● **Aim**: Lay out the data as a numbered list, starting at its first line and ending at the line that contains "782, 810, 834]", with both of those lines included and nothing after that. Leave out any blank lines.

──────────

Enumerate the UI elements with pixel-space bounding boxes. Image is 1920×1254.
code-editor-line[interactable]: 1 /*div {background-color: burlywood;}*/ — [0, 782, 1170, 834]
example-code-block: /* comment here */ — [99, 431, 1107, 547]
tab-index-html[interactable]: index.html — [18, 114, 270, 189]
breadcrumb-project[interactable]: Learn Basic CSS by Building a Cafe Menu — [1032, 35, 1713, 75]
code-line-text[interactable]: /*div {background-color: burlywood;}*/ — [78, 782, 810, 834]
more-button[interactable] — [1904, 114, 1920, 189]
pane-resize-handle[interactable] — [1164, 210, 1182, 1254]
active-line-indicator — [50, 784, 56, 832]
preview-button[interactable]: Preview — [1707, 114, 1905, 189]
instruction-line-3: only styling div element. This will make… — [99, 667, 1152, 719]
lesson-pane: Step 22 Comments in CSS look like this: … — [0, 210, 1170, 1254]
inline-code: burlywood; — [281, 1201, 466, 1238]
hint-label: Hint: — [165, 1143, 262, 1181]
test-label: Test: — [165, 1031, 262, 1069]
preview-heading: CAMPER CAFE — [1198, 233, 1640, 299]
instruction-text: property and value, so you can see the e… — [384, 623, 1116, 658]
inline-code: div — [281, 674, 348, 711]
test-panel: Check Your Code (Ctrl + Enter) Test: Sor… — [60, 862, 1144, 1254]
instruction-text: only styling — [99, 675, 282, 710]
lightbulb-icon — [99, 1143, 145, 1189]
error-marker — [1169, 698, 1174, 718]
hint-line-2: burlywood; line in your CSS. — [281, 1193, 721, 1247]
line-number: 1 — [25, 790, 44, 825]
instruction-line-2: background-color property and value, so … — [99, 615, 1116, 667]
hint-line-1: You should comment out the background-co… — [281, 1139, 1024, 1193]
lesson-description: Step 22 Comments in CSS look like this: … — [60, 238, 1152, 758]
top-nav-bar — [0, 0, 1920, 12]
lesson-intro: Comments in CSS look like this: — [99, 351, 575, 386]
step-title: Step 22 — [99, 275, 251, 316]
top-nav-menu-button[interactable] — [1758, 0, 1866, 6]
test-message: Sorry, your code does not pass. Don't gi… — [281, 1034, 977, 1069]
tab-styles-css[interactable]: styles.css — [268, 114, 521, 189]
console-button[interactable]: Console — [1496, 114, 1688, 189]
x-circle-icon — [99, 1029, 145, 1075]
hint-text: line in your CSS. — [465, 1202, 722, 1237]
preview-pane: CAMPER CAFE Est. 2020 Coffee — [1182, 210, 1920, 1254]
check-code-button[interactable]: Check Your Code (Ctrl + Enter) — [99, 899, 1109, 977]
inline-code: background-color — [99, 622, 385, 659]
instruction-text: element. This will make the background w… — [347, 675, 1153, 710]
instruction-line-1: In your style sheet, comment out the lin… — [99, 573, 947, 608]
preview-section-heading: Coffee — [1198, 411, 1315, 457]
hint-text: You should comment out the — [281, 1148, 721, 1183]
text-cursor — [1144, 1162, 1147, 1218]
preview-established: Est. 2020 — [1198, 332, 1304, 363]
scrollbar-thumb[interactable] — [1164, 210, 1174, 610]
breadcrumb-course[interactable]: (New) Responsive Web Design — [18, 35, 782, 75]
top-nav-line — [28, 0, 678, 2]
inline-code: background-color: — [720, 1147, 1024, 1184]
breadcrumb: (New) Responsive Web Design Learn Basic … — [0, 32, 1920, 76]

──────────

● **Final result**:
1. Enumerate the UI elements with pixel-space bounding boxes. Image is 1920×1254.
2. code-editor-line[interactable]: 1 /*div {background-color: burlywood;}*/ — [0, 782, 1170, 834]
3. example-code-block: /* comment here */ — [99, 431, 1107, 547]
4. tab-index-html[interactable]: index.html — [18, 114, 270, 189]
5. breadcrumb-project[interactable]: Learn Basic CSS by Building a Cafe Menu — [1032, 35, 1713, 75]
6. code-line-text[interactable]: /*div {background-color: burlywood;}*/ — [78, 782, 810, 834]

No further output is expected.